What is expected
Select the lines that contain "name" and copy each of them.

########

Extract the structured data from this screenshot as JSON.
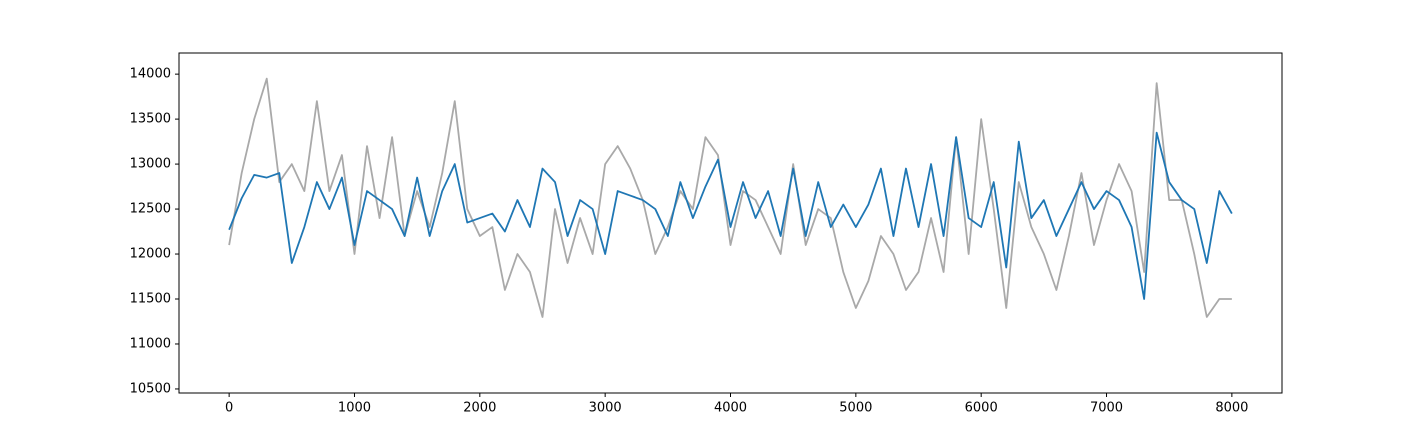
{
  "chart_data": {
    "type": "line",
    "x": [
      0,
      100,
      200,
      300,
      400,
      500,
      600,
      700,
      800,
      900,
      1000,
      1100,
      1200,
      1300,
      1400,
      1500,
      1600,
      1700,
      1800,
      1900,
      2000,
      2100,
      2200,
      2300,
      2400,
      2500,
      2600,
      2700,
      2800,
      2900,
      3000,
      3100,
      3200,
      3300,
      3400,
      3500,
      3600,
      3700,
      3800,
      3900,
      4000,
      4100,
      4200,
      4300,
      4400,
      4500,
      4600,
      4700,
      4800,
      4900,
      5000,
      5100,
      5200,
      5300,
      5400,
      5500,
      5600,
      5700,
      5800,
      5900,
      6000,
      6100,
      6200,
      6300,
      6400,
      6500,
      6600,
      6700,
      6800,
      6900,
      7000,
      7100,
      7200,
      7300,
      7400,
      7500,
      7600,
      7700,
      7800,
      7900,
      8000
    ],
    "series": [
      {
        "color": "#a9a9a9",
        "values": [
          12100,
          12900,
          13500,
          13950,
          12800,
          13000,
          12700,
          13700,
          12700,
          13100,
          12000,
          13200,
          12400,
          13300,
          12200,
          12700,
          12300,
          12900,
          13700,
          12500,
          12200,
          12300,
          11600,
          12000,
          11800,
          11300,
          12500,
          11900,
          12400,
          12000,
          13000,
          13200,
          12950,
          12600,
          12000,
          12300,
          12700,
          12500,
          13300,
          13100,
          12100,
          12700,
          12600,
          12300,
          12000,
          13000,
          12100,
          12500,
          12400,
          11800,
          11400,
          11700,
          12200,
          12000,
          11600,
          11800,
          12400,
          11800,
          13300,
          12000,
          13500,
          12500,
          11400,
          12800,
          12300,
          12000,
          11600,
          12200,
          12900,
          12100,
          12600,
          13000,
          12700,
          11800,
          13900,
          12600,
          12600,
          12000,
          11300,
          11500,
          11500
        ]
      },
      {
        "color": "#1f77b4",
        "values": [
          12270,
          12620,
          12880,
          12850,
          12900,
          11900,
          12300,
          12800,
          12500,
          12850,
          12100,
          12700,
          12600,
          12500,
          12200,
          12850,
          12200,
          12700,
          13000,
          12350,
          12400,
          12450,
          12250,
          12600,
          12300,
          12950,
          12800,
          12200,
          12600,
          12500,
          12000,
          12700,
          12650,
          12600,
          12500,
          12200,
          12800,
          12400,
          12750,
          13050,
          12300,
          12800,
          12400,
          12700,
          12200,
          12950,
          12200,
          12800,
          12300,
          12550,
          12300,
          12550,
          12950,
          12200,
          12950,
          12300,
          13000,
          12200,
          13300,
          12400,
          12300,
          12800,
          11850,
          13250,
          12400,
          12600,
          12200,
          12500,
          12800,
          12500,
          12700,
          12600,
          12300,
          11500,
          13350,
          12800,
          12600,
          12500,
          11900,
          12700,
          12450
        ]
      }
    ],
    "xlim": [
      -400,
      8400
    ],
    "xticks": [
      0,
      1000,
      2000,
      3000,
      4000,
      5000,
      6000,
      7000,
      8000
    ],
    "ylim": [
      10455,
      14235
    ],
    "yticks": [
      10500,
      11000,
      11500,
      12000,
      12500,
      13000,
      13500,
      14000
    ]
  }
}
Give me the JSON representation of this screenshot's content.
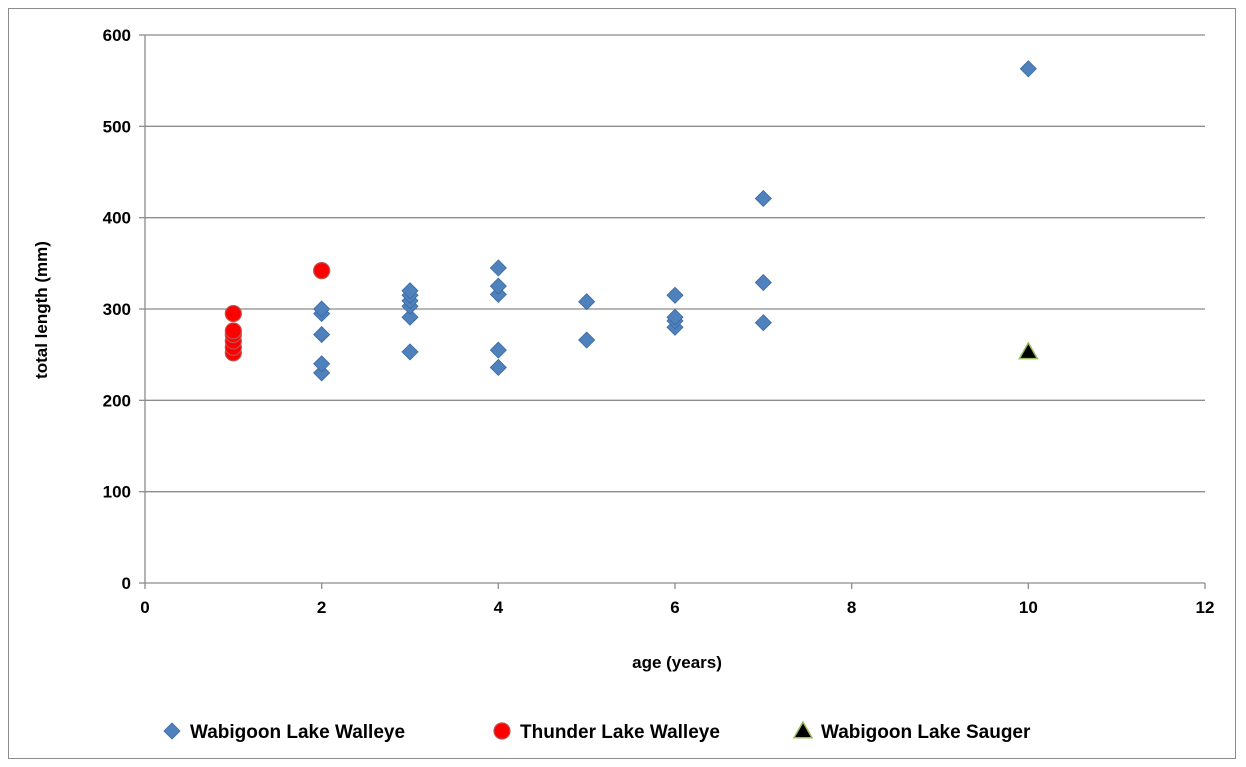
{
  "chart_data": {
    "type": "scatter",
    "title": "",
    "xlabel": "age (years)",
    "ylabel": "total length (mm)",
    "xlim": [
      0,
      12
    ],
    "ylim": [
      0,
      600
    ],
    "xticks": [
      0,
      2,
      4,
      6,
      8,
      10,
      12
    ],
    "yticks": [
      0,
      100,
      200,
      300,
      400,
      500,
      600
    ],
    "grid": "horizontal",
    "legend_position": "bottom",
    "series": [
      {
        "name": "Wabigoon Lake Walleye",
        "marker": "diamond",
        "color": "#4f81bd",
        "points": [
          [
            2,
            230
          ],
          [
            2,
            240
          ],
          [
            2,
            272
          ],
          [
            2,
            295
          ],
          [
            2,
            300
          ],
          [
            3,
            253
          ],
          [
            3,
            291
          ],
          [
            3,
            303
          ],
          [
            3,
            309
          ],
          [
            3,
            315
          ],
          [
            3,
            320
          ],
          [
            4,
            236
          ],
          [
            4,
            255
          ],
          [
            4,
            316
          ],
          [
            4,
            325
          ],
          [
            4,
            345
          ],
          [
            5,
            266
          ],
          [
            5,
            308
          ],
          [
            6,
            280
          ],
          [
            6,
            287
          ],
          [
            6,
            291
          ],
          [
            6,
            315
          ],
          [
            7,
            285
          ],
          [
            7,
            329
          ],
          [
            7,
            421
          ],
          [
            10,
            563
          ]
        ]
      },
      {
        "name": "Thunder Lake Walleye",
        "marker": "circle",
        "color": "#ff0000",
        "points": [
          [
            1,
            252
          ],
          [
            1,
            258
          ],
          [
            1,
            265
          ],
          [
            1,
            272
          ],
          [
            1,
            276
          ],
          [
            1,
            295
          ],
          [
            2,
            342
          ]
        ]
      },
      {
        "name": "Wabigoon Lake Sauger",
        "marker": "triangle",
        "color": "#000000",
        "points": [
          [
            10,
            253
          ]
        ]
      }
    ]
  }
}
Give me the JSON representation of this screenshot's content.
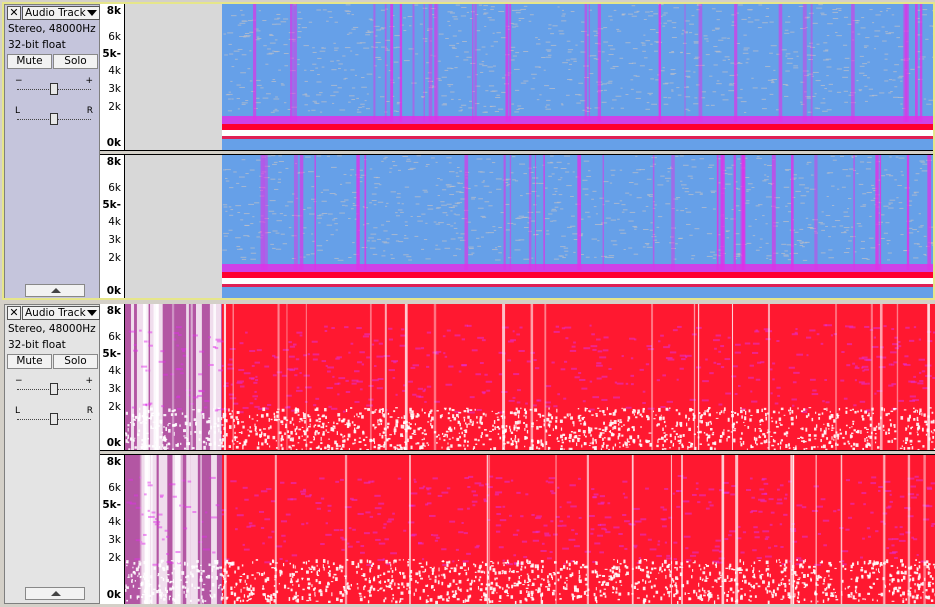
{
  "tracks": [
    {
      "name": "Audio Track",
      "format": "Stereo, 48000Hz",
      "bitdepth": "32-bit float",
      "mute": "Mute",
      "solo": "Solo",
      "gain_minus": "−",
      "gain_plus": "+",
      "pan_left": "L",
      "pan_right": "R",
      "close": "✕",
      "selected": true,
      "gain_level": 0.5,
      "pan_level": 0.5,
      "freq_ticks": [
        "8k",
        "6k",
        "5k-",
        "4k",
        "3k",
        "2k",
        "0k"
      ],
      "colors": {
        "bg": "#66a0e8",
        "hot": "#ff0030",
        "mid": "#e030e8",
        "cold": "#c0c0c8",
        "blank": "#d8d8d8"
      },
      "audio_start_fraction": 0.12
    },
    {
      "name": "Audio Track",
      "format": "Stereo, 48000Hz",
      "bitdepth": "32-bit float",
      "mute": "Mute",
      "solo": "Solo",
      "gain_minus": "−",
      "gain_plus": "+",
      "pan_left": "L",
      "pan_right": "R",
      "close": "✕",
      "selected": false,
      "gain_level": 0.5,
      "pan_level": 0.5,
      "freq_ticks": [
        "8k",
        "6k",
        "5k-",
        "4k",
        "3k",
        "2k",
        "0k"
      ],
      "colors": {
        "bg": "#ff1830",
        "hot": "#ffffff",
        "mid": "#e030e8",
        "cold": "#8080f0",
        "blank": "#ff1830"
      },
      "audio_start_fraction": 0.0
    }
  ]
}
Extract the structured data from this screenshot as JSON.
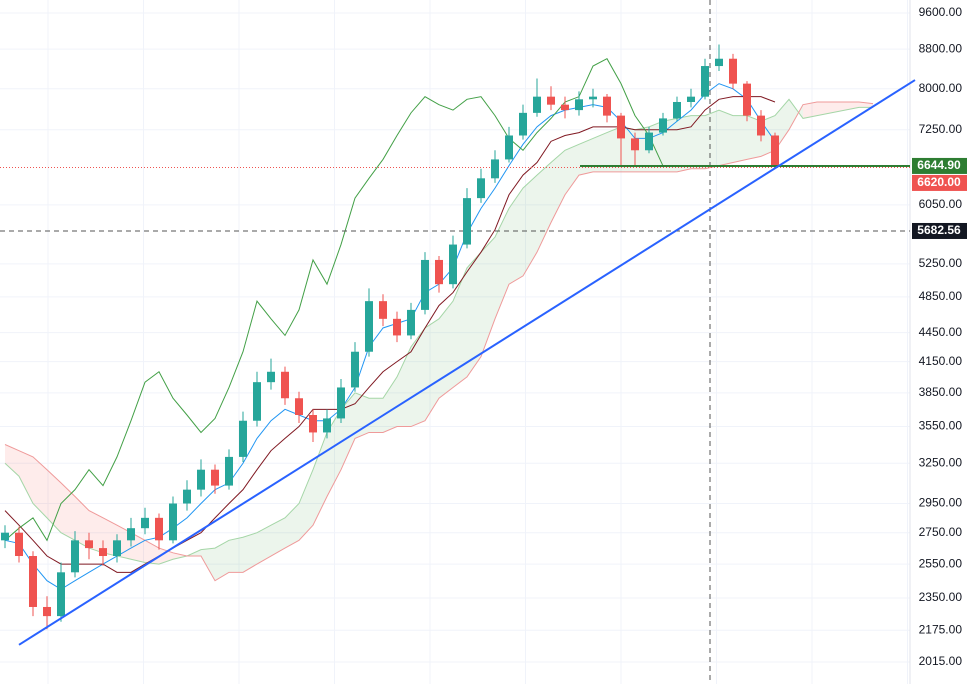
{
  "chart_data": {
    "type": "candlestick",
    "log_scale": true,
    "ylim": [
      1911,
      9905
    ],
    "yticks": [
      {
        "value": 9600,
        "label": "9600.00"
      },
      {
        "value": 8800,
        "label": "8800.00"
      },
      {
        "value": 8000,
        "label": "8000.00"
      },
      {
        "value": 7250,
        "label": "7250.00"
      },
      {
        "value": 6050,
        "label": "6050.00"
      },
      {
        "value": 5250,
        "label": "5250.00"
      },
      {
        "value": 4850,
        "label": "4850.00"
      },
      {
        "value": 4450,
        "label": "4450.00"
      },
      {
        "value": 4150,
        "label": "4150.00"
      },
      {
        "value": 3850,
        "label": "3850.00"
      },
      {
        "value": 3550,
        "label": "3550.00"
      },
      {
        "value": 3250,
        "label": "3250.00"
      },
      {
        "value": 2950,
        "label": "2950.00"
      },
      {
        "value": 2750,
        "label": "2750.00"
      },
      {
        "value": 2550,
        "label": "2550.00"
      },
      {
        "value": 2350,
        "label": "2350.00"
      },
      {
        "value": 2175,
        "label": "2175.00"
      },
      {
        "value": 2015,
        "label": "2015.00"
      }
    ],
    "grid": true,
    "up_color": "#26a69a",
    "down_color": "#ef5350",
    "open": [
      2700,
      2750,
      2600,
      2300,
      2250,
      2500,
      2700,
      2650,
      2600,
      2700,
      2780,
      2850,
      2700,
      2950,
      3050,
      3200,
      3080,
      3300,
      3600,
      3950,
      4050,
      3800,
      3650,
      3500,
      3620,
      3900,
      4250,
      4800,
      4600,
      4420,
      4700,
      5300,
      5000,
      5500,
      6150,
      6450,
      6750,
      7150,
      7550,
      7850,
      7700,
      7600,
      7800,
      7850,
      7500,
      7100,
      6900,
      7200,
      7450,
      7750,
      7850,
      8450,
      8600,
      8100,
      7500,
      7150
    ],
    "high": [
      2800,
      2790,
      2630,
      2360,
      2560,
      2760,
      2750,
      2700,
      2740,
      2850,
      2920,
      2880,
      3000,
      3120,
      3280,
      3240,
      3360,
      3680,
      4050,
      4180,
      4100,
      3860,
      3700,
      3700,
      3980,
      4350,
      4950,
      4880,
      4680,
      4780,
      5400,
      5350,
      5620,
      6300,
      6600,
      6900,
      7300,
      7700,
      8200,
      8050,
      7850,
      7950,
      8000,
      7900,
      7550,
      7200,
      7300,
      7550,
      7850,
      8000,
      8600,
      8900,
      8700,
      8150,
      7600,
      7200
    ],
    "low": [
      2650,
      2560,
      2250,
      2180,
      2220,
      2470,
      2580,
      2540,
      2560,
      2660,
      2740,
      2640,
      2680,
      2900,
      3000,
      3020,
      3050,
      3260,
      3550,
      3880,
      3740,
      3580,
      3420,
      3450,
      3580,
      3860,
      4200,
      4520,
      4350,
      4380,
      4650,
      4900,
      4950,
      5450,
      6080,
      6380,
      6700,
      7080,
      7480,
      7600,
      7450,
      7500,
      7650,
      7380,
      6650,
      6650,
      6850,
      7150,
      7400,
      7650,
      7800,
      8350,
      8000,
      7400,
      7050,
      6600
    ],
    "close": [
      2750,
      2600,
      2300,
      2250,
      2500,
      2700,
      2650,
      2600,
      2700,
      2780,
      2850,
      2700,
      2950,
      3050,
      3200,
      3080,
      3300,
      3600,
      3950,
      4050,
      3800,
      3650,
      3500,
      3620,
      3900,
      4250,
      4800,
      4600,
      4420,
      4700,
      5300,
      5000,
      5500,
      6150,
      6450,
      6750,
      7150,
      7550,
      7850,
      7700,
      7600,
      7800,
      7850,
      7500,
      7100,
      6900,
      7200,
      7450,
      7750,
      7850,
      8450,
      8600,
      8100,
      7500,
      7150,
      6645
    ],
    "lines": [
      {
        "color": "#2196f3",
        "values": [
          2700,
          2680,
          2550,
          2450,
          2400,
          2450,
          2500,
          2550,
          2600,
          2650,
          2700,
          2720,
          2780,
          2850,
          2950,
          3050,
          3100,
          3250,
          3450,
          3600,
          3700,
          3650,
          3600,
          3600,
          3700,
          3900,
          4300,
          4500,
          4550,
          4600,
          4900,
          5000,
          5200,
          5650,
          6000,
          6300,
          6650,
          7000,
          7300,
          7500,
          7600,
          7650,
          7700,
          7650,
          7400,
          7100,
          7100,
          7200,
          7400,
          7600,
          7900,
          8100,
          8000,
          7800,
          7400,
          7050
        ]
      },
      {
        "color": "#801922",
        "values": [
          2900,
          2800,
          2700,
          2600,
          2550,
          2550,
          2550,
          2550,
          2500,
          2500,
          2550,
          2600,
          2650,
          2700,
          2750,
          2850,
          2950,
          3050,
          3200,
          3350,
          3450,
          3550,
          3700,
          3700,
          3700,
          3750,
          3900,
          4050,
          4150,
          4250,
          4500,
          4750,
          4900,
          5150,
          5400,
          5700,
          6200,
          6500,
          6700,
          7050,
          7150,
          7200,
          7300,
          7300,
          7300,
          7250,
          7250,
          7250,
          7250,
          7300,
          7600,
          7800,
          7850,
          7850,
          7850,
          7750
        ]
      },
      {
        "color": "#43a047",
        "values": [
          2700,
          2780,
          2850,
          2700,
          2950,
          3050,
          3200,
          3080,
          3300,
          3600,
          3950,
          4050,
          3800,
          3650,
          3500,
          3620,
          3900,
          4250,
          4800,
          4600,
          4420,
          4700,
          5300,
          5000,
          5500,
          6150,
          6450,
          6750,
          7150,
          7550,
          7850,
          7700,
          7600,
          7800,
          7850,
          7500,
          7100,
          6900,
          7200,
          7450,
          7750,
          7850,
          8450,
          8600,
          8100,
          7500,
          7150,
          6645,
          null,
          null,
          null,
          null,
          null,
          null,
          null,
          null
        ]
      }
    ],
    "cloud": {
      "up_color": "#43a047",
      "down_color": "#f44336",
      "span_a": [
        3250,
        3150,
        2950,
        2850,
        2750,
        2700,
        2650,
        2620,
        2600,
        2580,
        2560,
        2550,
        2580,
        2600,
        2640,
        2650,
        2700,
        2720,
        2750,
        2800,
        2850,
        2950,
        3200,
        3500,
        3700,
        3850,
        3800,
        3800,
        4000,
        4300,
        4500,
        4600,
        4800,
        5200,
        5400,
        5600,
        6000,
        6300,
        6500,
        6700,
        6900,
        7000,
        7100,
        7200,
        7300,
        7250,
        7300,
        7400,
        7450,
        7500,
        7500,
        7600,
        7500,
        7500,
        7400,
        7500,
        7800,
        7450,
        7500,
        7550,
        7600,
        7650,
        7650
      ],
      "span_b": [
        3400,
        3350,
        3300,
        3200,
        3100,
        3000,
        2900,
        2850,
        2800,
        2750,
        2700,
        2650,
        2620,
        2600,
        2600,
        2450,
        2500,
        2500,
        2550,
        2600,
        2650,
        2700,
        2800,
        3000,
        3200,
        3450,
        3500,
        3500,
        3550,
        3550,
        3600,
        3800,
        3900,
        4000,
        4200,
        4600,
        5000,
        5100,
        5400,
        5800,
        6200,
        6500,
        6550,
        6550,
        6550,
        6550,
        6550,
        6550,
        6550,
        6600,
        6600,
        6650,
        6700,
        6750,
        6800,
        6900,
        7250,
        7700,
        7750,
        7750,
        7750,
        7750,
        7720
      ]
    },
    "trendline": {
      "color": "#2962ff",
      "x": [
        1,
        65
      ],
      "y": [
        2100,
        8170
      ]
    },
    "price_labels": [
      {
        "value": 6644.9,
        "label": "6644.90",
        "color": "#2e7d32"
      },
      {
        "value": 6620,
        "label": "6620.00",
        "color": "#ef5350"
      },
      {
        "value": 5682.56,
        "label": "5682.56",
        "color": "#131722"
      }
    ]
  }
}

########

Exercise solution
        "name": "Wabigoon Lake Walleye",
        "name": "Thunder Lake Walleye",
        "name": "Wabigoon Lake Sauger",
      "name": "Audio Track",
      "name": "Audio Track",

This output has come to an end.